### What needs to be done
What follows is a set of entries. Give them again exactly, without the pictures.

### Supplied entries
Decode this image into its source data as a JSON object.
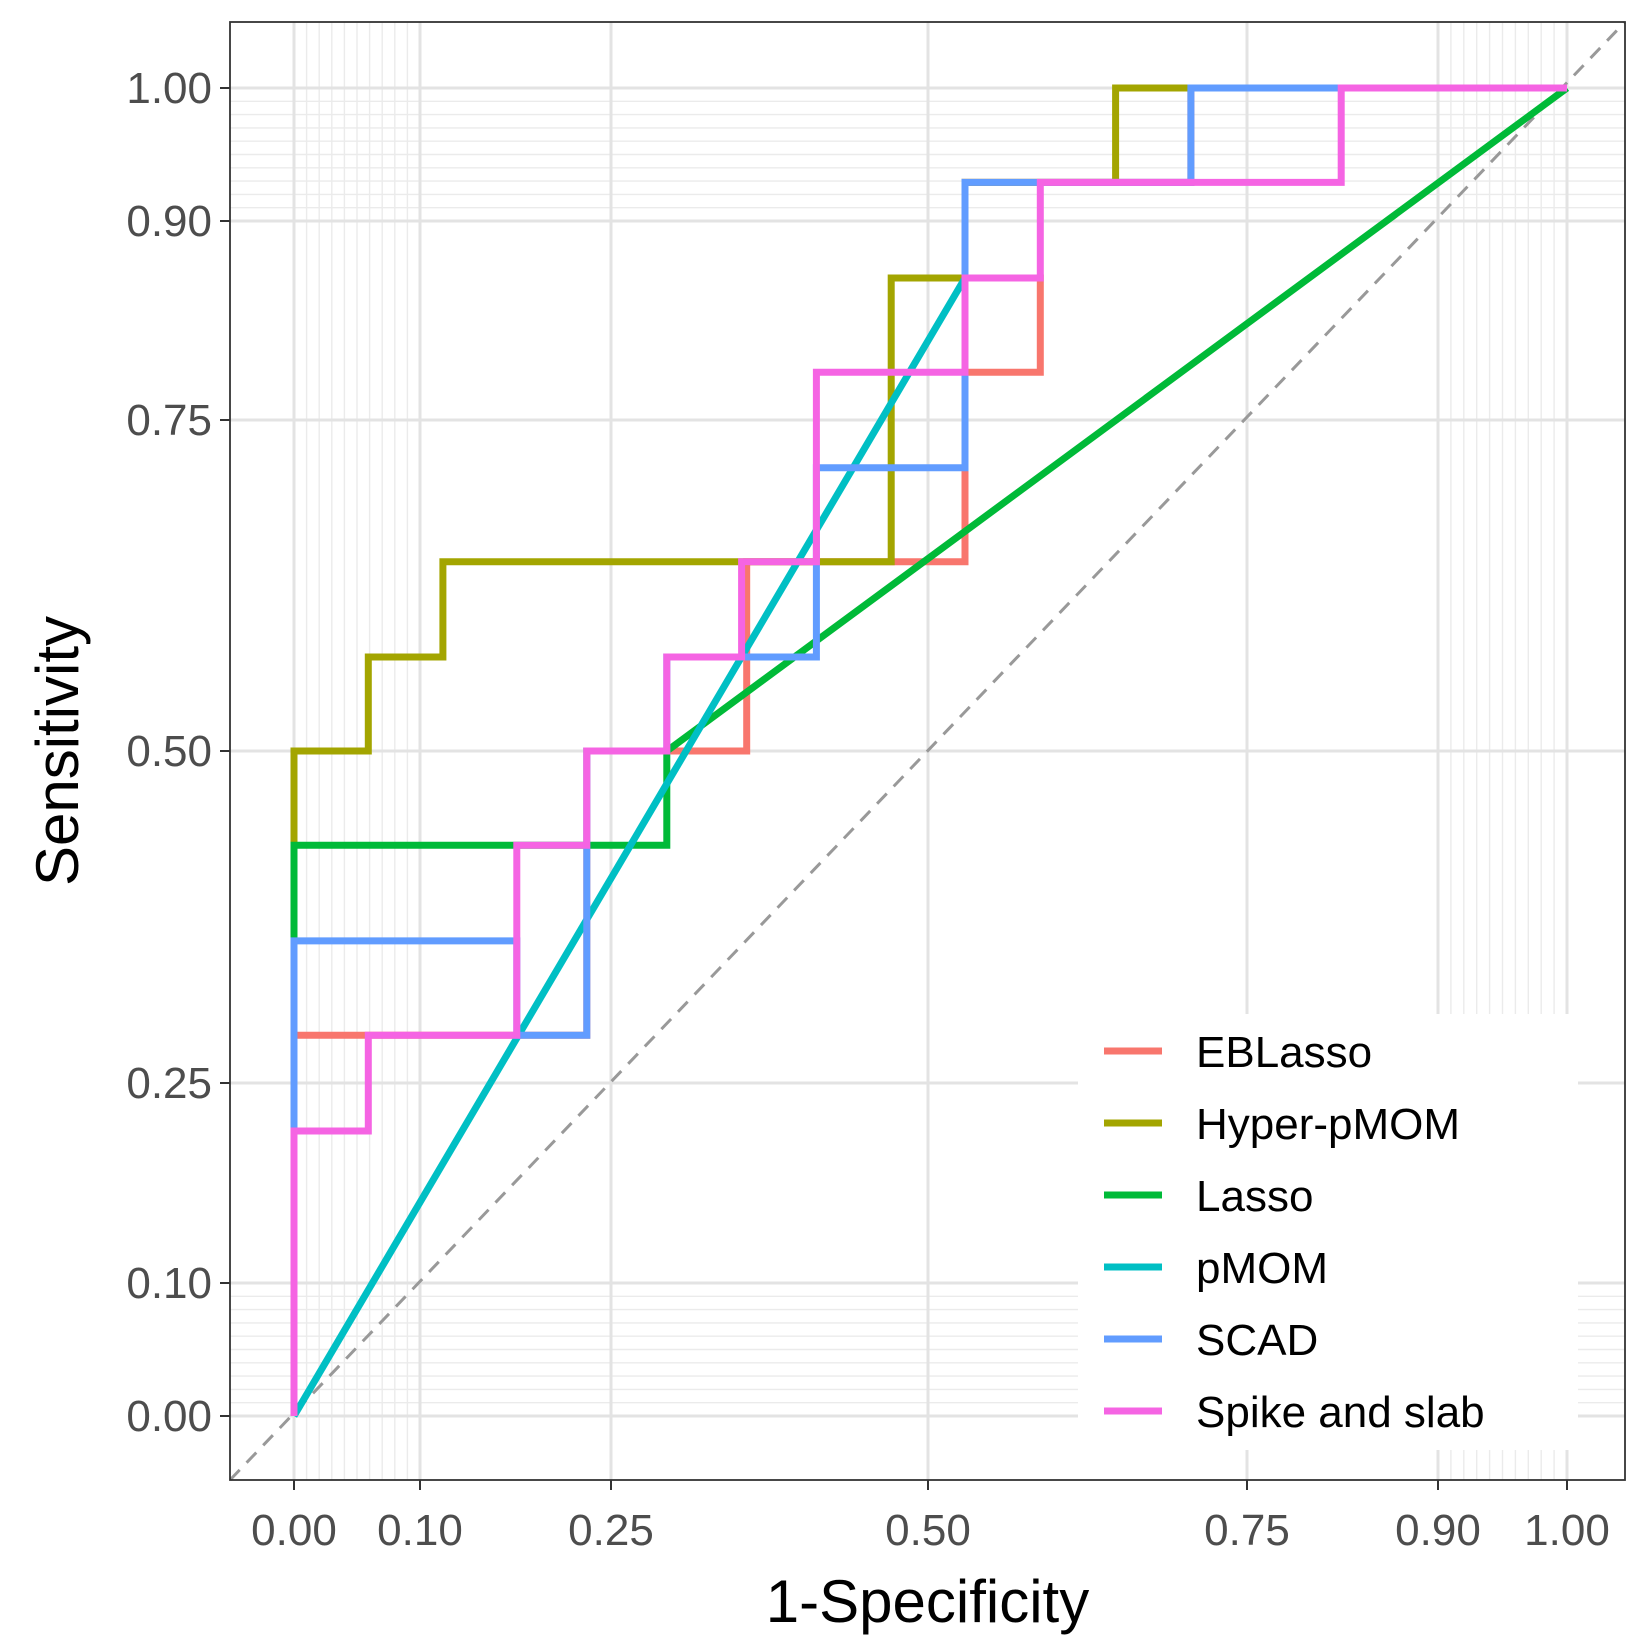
{
  "chart_data": {
    "type": "line",
    "subtype": "roc-step",
    "title": "",
    "xlabel": "1-Specificity",
    "ylabel": "Sensitivity",
    "x_scale": "logit-like (ROC plot scale)",
    "y_scale": "logit-like (ROC plot scale)",
    "xticks": [
      0.0,
      0.1,
      0.25,
      0.5,
      0.75,
      0.9,
      1.0
    ],
    "xtick_labels": [
      "0.00",
      "0.10",
      "0.25",
      "0.50",
      "0.75",
      "0.90",
      "1.00"
    ],
    "yticks": [
      0.0,
      0.1,
      0.25,
      0.5,
      0.75,
      0.9,
      1.0
    ],
    "ytick_labels": [
      "0.00",
      "0.10",
      "0.25",
      "0.50",
      "0.75",
      "0.90",
      "1.00"
    ],
    "grid": true,
    "legend_position": "bottom-right",
    "reference_line": {
      "name": "chance diagonal",
      "color": "#999999",
      "style": "dashed"
    },
    "series": [
      {
        "name": "EBLasso",
        "color": "#F8766D",
        "points": [
          [
            0,
            0
          ],
          [
            0,
            0.286
          ],
          [
            0.231,
            0.286
          ],
          [
            0.231,
            0.5
          ],
          [
            0.357,
            0.5
          ],
          [
            0.357,
            0.643
          ],
          [
            0.5,
            0.643
          ],
          [
            0.529,
            0.643
          ],
          [
            0.529,
            0.786
          ],
          [
            0.588,
            0.786
          ],
          [
            0.588,
            0.857
          ],
          [
            0.529,
            0.857
          ],
          [
            0.529,
            0.929
          ],
          [
            0.647,
            0.929
          ],
          [
            0.706,
            0.929
          ],
          [
            0.706,
            1.0
          ],
          [
            1.0,
            1.0
          ]
        ]
      },
      {
        "name": "Hyper-pMOM",
        "color": "#A3A500",
        "points": [
          [
            0,
            0
          ],
          [
            0,
            0.5
          ],
          [
            0.059,
            0.5
          ],
          [
            0.059,
            0.571
          ],
          [
            0.118,
            0.571
          ],
          [
            0.118,
            0.643
          ],
          [
            0.471,
            0.643
          ],
          [
            0.471,
            0.857
          ],
          [
            0.529,
            0.857
          ],
          [
            0.529,
            0.929
          ],
          [
            0.647,
            0.929
          ],
          [
            0.647,
            1.0
          ],
          [
            1.0,
            1.0
          ]
        ]
      },
      {
        "name": "Lasso",
        "color": "#00BA38",
        "points": [
          [
            0,
            0
          ],
          [
            0,
            0.429
          ],
          [
            0.294,
            0.429
          ],
          [
            0.294,
            0.5
          ],
          [
            1.0,
            1.0
          ]
        ]
      },
      {
        "name": "pMOM",
        "color": "#00BFC4",
        "points": [
          [
            0,
            0
          ],
          [
            0.529,
            0.857
          ]
        ]
      },
      {
        "name": "SCAD",
        "color": "#619CFF",
        "points": [
          [
            0,
            0
          ],
          [
            0,
            0.357
          ],
          [
            0.176,
            0.357
          ],
          [
            0.176,
            0.286
          ],
          [
            0.231,
            0.286
          ],
          [
            0.231,
            0.5
          ],
          [
            0.294,
            0.5
          ],
          [
            0.294,
            0.571
          ],
          [
            0.412,
            0.571
          ],
          [
            0.412,
            0.714
          ],
          [
            0.529,
            0.714
          ],
          [
            0.529,
            0.929
          ],
          [
            0.706,
            0.929
          ],
          [
            0.706,
            1.0
          ],
          [
            1.0,
            1.0
          ]
        ]
      },
      {
        "name": "Spike and slab",
        "color": "#F564E3",
        "points": [
          [
            0,
            0
          ],
          [
            0,
            0.214
          ],
          [
            0.059,
            0.214
          ],
          [
            0.059,
            0.286
          ],
          [
            0.176,
            0.286
          ],
          [
            0.176,
            0.429
          ],
          [
            0.231,
            0.429
          ],
          [
            0.231,
            0.5
          ],
          [
            0.294,
            0.5
          ],
          [
            0.294,
            0.571
          ],
          [
            0.353,
            0.571
          ],
          [
            0.353,
            0.643
          ],
          [
            0.412,
            0.643
          ],
          [
            0.412,
            0.786
          ],
          [
            0.529,
            0.786
          ],
          [
            0.529,
            0.857
          ],
          [
            0.588,
            0.857
          ],
          [
            0.588,
            0.929
          ],
          [
            0.824,
            0.929
          ],
          [
            0.824,
            1.0
          ],
          [
            1.0,
            1.0
          ]
        ]
      }
    ]
  }
}
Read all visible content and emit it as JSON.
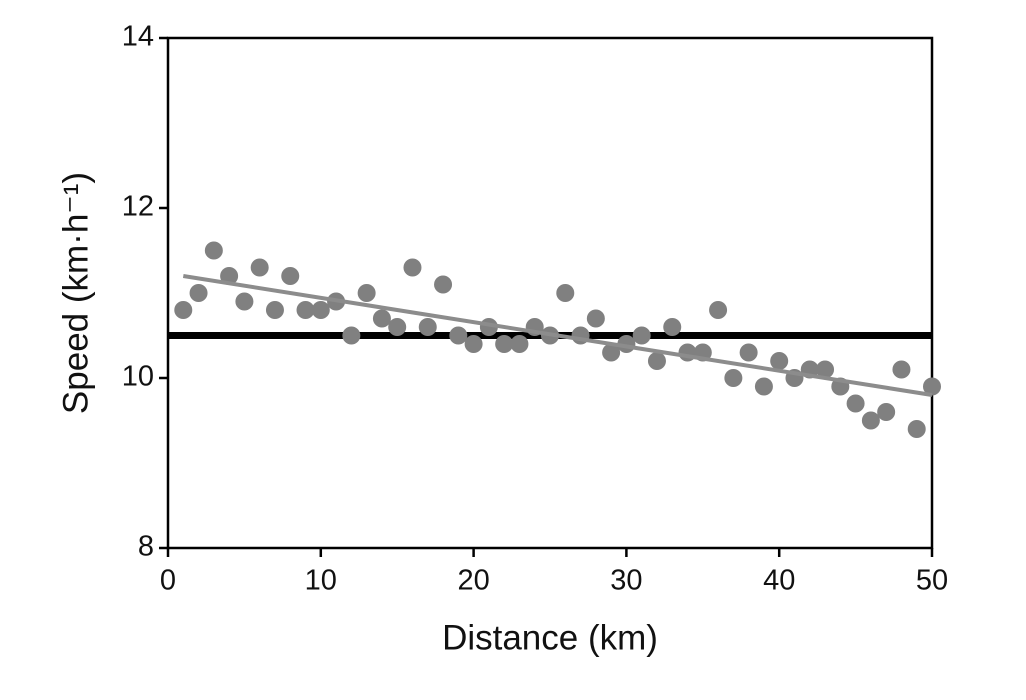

### The answer
Decode this image into its source data as a JSON object.
{
  "chart_data": {
    "type": "line",
    "subtype": "roc-step",
    "title": "",
    "xlabel": "1-Specificity",
    "ylabel": "Sensitivity",
    "x_scale": "logit-like (ROC plot scale)",
    "y_scale": "logit-like (ROC plot scale)",
    "xticks": [
      0.0,
      0.1,
      0.25,
      0.5,
      0.75,
      0.9,
      1.0
    ],
    "xtick_labels": [
      "0.00",
      "0.10",
      "0.25",
      "0.50",
      "0.75",
      "0.90",
      "1.00"
    ],
    "yticks": [
      0.0,
      0.1,
      0.25,
      0.5,
      0.75,
      0.9,
      1.0
    ],
    "ytick_labels": [
      "0.00",
      "0.10",
      "0.25",
      "0.50",
      "0.75",
      "0.90",
      "1.00"
    ],
    "grid": true,
    "legend_position": "bottom-right",
    "reference_line": {
      "name": "chance diagonal",
      "color": "#999999",
      "style": "dashed"
    },
    "series": [
      {
        "name": "EBLasso",
        "color": "#F8766D",
        "points": [
          [
            0,
            0
          ],
          [
            0,
            0.286
          ],
          [
            0.231,
            0.286
          ],
          [
            0.231,
            0.5
          ],
          [
            0.357,
            0.5
          ],
          [
            0.357,
            0.643
          ],
          [
            0.5,
            0.643
          ],
          [
            0.529,
            0.643
          ],
          [
            0.529,
            0.786
          ],
          [
            0.588,
            0.786
          ],
          [
            0.588,
            0.857
          ],
          [
            0.529,
            0.857
          ],
          [
            0.529,
            0.929
          ],
          [
            0.647,
            0.929
          ],
          [
            0.706,
            0.929
          ],
          [
            0.706,
            1.0
          ],
          [
            1.0,
            1.0
          ]
        ]
      },
      {
        "name": "Hyper-pMOM",
        "color": "#A3A500",
        "points": [
          [
            0,
            0
          ],
          [
            0,
            0.5
          ],
          [
            0.059,
            0.5
          ],
          [
            0.059,
            0.571
          ],
          [
            0.118,
            0.571
          ],
          [
            0.118,
            0.643
          ],
          [
            0.471,
            0.643
          ],
          [
            0.471,
            0.857
          ],
          [
            0.529,
            0.857
          ],
          [
            0.529,
            0.929
          ],
          [
            0.647,
            0.929
          ],
          [
            0.647,
            1.0
          ],
          [
            1.0,
            1.0
          ]
        ]
      },
      {
        "name": "Lasso",
        "color": "#00BA38",
        "points": [
          [
            0,
            0
          ],
          [
            0,
            0.429
          ],
          [
            0.294,
            0.429
          ],
          [
            0.294,
            0.5
          ],
          [
            1.0,
            1.0
          ]
        ]
      },
      {
        "name": "pMOM",
        "color": "#00BFC4",
        "points": [
          [
            0,
            0
          ],
          [
            0.529,
            0.857
          ]
        ]
      },
      {
        "name": "SCAD",
        "color": "#619CFF",
        "points": [
          [
            0,
            0
          ],
          [
            0,
            0.357
          ],
          [
            0.176,
            0.357
          ],
          [
            0.176,
            0.286
          ],
          [
            0.231,
            0.286
          ],
          [
            0.231,
            0.5
          ],
          [
            0.294,
            0.5
          ],
          [
            0.294,
            0.571
          ],
          [
            0.412,
            0.571
          ],
          [
            0.412,
            0.714
          ],
          [
            0.529,
            0.714
          ],
          [
            0.529,
            0.929
          ],
          [
            0.706,
            0.929
          ],
          [
            0.706,
            1.0
          ],
          [
            1.0,
            1.0
          ]
        ]
      },
      {
        "name": "Spike and slab",
        "color": "#F564E3",
        "points": [
          [
            0,
            0
          ],
          [
            0,
            0.214
          ],
          [
            0.059,
            0.214
          ],
          [
            0.059,
            0.286
          ],
          [
            0.176,
            0.286
          ],
          [
            0.176,
            0.429
          ],
          [
            0.231,
            0.429
          ],
          [
            0.231,
            0.5
          ],
          [
            0.294,
            0.5
          ],
          [
            0.294,
            0.571
          ],
          [
            0.353,
            0.571
          ],
          [
            0.353,
            0.643
          ],
          [
            0.412,
            0.643
          ],
          [
            0.412,
            0.786
          ],
          [
            0.529,
            0.786
          ],
          [
            0.529,
            0.857
          ],
          [
            0.588,
            0.857
          ],
          [
            0.588,
            0.929
          ],
          [
            0.824,
            0.929
          ],
          [
            0.824,
            1.0
          ],
          [
            1.0,
            1.0
          ]
        ]
      }
    ]
  }
}
Read all visible content and emit it as JSON.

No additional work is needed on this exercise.